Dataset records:
━━━
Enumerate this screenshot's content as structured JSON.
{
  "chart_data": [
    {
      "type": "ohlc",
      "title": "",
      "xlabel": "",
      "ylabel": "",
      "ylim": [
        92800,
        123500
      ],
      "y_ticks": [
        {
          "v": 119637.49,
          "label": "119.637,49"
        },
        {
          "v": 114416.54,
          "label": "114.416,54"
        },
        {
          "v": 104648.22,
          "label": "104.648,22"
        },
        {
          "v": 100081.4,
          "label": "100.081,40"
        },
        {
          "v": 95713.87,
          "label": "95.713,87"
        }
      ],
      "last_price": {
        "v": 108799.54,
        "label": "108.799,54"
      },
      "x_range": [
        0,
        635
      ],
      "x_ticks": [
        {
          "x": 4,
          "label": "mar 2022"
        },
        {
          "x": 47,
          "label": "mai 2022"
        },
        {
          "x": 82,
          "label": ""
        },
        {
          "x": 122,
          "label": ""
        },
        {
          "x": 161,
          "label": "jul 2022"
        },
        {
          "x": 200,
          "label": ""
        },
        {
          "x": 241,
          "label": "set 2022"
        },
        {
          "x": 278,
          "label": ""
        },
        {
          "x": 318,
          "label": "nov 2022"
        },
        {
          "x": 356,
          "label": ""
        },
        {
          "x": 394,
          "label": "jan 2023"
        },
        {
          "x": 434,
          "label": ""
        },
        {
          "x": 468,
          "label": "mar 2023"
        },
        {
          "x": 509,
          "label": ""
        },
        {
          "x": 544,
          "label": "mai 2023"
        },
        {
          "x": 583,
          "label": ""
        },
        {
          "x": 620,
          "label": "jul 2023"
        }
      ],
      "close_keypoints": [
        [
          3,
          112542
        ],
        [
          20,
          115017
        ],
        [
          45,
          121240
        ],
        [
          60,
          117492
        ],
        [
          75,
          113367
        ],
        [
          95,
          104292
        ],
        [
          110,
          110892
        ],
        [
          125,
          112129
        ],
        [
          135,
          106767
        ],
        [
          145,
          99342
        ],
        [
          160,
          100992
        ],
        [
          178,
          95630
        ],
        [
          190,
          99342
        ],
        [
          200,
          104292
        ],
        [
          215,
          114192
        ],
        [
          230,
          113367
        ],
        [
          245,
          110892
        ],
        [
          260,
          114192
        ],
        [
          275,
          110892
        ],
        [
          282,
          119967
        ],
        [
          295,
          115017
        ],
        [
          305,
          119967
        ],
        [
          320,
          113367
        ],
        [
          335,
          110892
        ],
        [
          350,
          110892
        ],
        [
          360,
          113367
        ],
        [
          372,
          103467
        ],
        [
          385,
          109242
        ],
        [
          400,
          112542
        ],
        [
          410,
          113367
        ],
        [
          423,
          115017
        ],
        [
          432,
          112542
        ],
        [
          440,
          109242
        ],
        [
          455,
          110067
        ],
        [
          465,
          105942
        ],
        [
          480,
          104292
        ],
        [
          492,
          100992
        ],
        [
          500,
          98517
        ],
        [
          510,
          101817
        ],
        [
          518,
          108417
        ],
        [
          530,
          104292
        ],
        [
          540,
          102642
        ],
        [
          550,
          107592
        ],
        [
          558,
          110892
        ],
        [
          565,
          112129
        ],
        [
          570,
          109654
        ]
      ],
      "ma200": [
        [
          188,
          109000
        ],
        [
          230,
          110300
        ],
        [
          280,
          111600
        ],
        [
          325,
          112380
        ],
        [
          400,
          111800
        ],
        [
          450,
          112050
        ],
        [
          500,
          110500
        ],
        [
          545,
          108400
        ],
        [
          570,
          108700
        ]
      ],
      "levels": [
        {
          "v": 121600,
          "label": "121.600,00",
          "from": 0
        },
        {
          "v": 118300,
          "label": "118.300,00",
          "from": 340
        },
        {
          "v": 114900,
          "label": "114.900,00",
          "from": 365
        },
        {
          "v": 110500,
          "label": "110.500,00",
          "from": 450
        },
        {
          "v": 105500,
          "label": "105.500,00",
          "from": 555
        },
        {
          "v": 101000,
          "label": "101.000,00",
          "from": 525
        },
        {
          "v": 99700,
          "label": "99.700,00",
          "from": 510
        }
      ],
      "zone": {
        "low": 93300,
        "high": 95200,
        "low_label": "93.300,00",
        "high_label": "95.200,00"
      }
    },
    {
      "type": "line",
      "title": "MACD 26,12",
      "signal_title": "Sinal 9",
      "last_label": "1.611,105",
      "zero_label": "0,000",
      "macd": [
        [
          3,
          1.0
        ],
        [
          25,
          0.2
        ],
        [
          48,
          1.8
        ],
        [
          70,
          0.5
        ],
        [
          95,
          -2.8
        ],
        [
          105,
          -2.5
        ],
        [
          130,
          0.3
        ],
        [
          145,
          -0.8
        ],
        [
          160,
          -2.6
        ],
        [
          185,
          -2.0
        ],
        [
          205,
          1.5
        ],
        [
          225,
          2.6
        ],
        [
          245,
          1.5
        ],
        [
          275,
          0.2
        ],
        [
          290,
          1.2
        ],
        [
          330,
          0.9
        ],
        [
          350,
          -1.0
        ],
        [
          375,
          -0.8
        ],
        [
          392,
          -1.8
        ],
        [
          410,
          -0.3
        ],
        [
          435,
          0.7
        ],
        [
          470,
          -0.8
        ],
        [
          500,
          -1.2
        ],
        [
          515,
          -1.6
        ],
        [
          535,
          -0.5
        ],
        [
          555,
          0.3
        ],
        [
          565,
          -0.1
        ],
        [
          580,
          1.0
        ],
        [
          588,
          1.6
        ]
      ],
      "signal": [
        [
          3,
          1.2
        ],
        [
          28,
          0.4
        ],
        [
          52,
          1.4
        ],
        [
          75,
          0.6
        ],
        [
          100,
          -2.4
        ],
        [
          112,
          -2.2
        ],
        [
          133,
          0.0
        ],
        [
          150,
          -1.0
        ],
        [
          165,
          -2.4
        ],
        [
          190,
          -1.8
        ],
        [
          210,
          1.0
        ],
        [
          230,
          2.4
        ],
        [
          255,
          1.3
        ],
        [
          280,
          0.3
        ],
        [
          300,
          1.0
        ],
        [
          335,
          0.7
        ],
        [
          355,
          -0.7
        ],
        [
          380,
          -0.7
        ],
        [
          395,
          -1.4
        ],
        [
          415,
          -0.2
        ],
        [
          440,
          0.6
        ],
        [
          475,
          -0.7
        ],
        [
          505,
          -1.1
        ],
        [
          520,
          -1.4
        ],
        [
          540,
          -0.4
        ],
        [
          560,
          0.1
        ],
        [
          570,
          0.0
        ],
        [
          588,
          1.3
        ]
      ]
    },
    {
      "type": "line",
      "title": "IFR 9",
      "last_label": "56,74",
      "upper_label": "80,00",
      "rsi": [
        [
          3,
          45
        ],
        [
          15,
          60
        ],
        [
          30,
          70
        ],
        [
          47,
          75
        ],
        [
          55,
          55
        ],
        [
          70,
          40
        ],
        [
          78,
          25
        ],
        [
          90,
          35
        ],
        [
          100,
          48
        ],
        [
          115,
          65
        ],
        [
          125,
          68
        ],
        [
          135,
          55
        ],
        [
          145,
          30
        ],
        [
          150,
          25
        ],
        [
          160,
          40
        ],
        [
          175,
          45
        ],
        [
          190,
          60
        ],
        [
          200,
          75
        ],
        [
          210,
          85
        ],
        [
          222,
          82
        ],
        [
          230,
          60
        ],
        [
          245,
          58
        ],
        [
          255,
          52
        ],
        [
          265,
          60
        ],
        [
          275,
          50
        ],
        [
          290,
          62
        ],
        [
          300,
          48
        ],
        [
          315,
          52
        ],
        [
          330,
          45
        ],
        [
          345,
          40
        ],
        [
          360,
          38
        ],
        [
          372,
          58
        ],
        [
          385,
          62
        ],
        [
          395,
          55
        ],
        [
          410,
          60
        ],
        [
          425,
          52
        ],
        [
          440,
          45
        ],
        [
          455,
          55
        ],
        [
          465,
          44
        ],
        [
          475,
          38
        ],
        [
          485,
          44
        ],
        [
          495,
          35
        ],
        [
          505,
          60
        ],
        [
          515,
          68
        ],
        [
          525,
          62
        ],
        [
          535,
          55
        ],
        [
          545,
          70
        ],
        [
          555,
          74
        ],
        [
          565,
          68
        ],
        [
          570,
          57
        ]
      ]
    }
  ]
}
━━━
> **Objective**
Say how many lines in the listing above include "from". Give nothing but the number.

> **Correct result**
7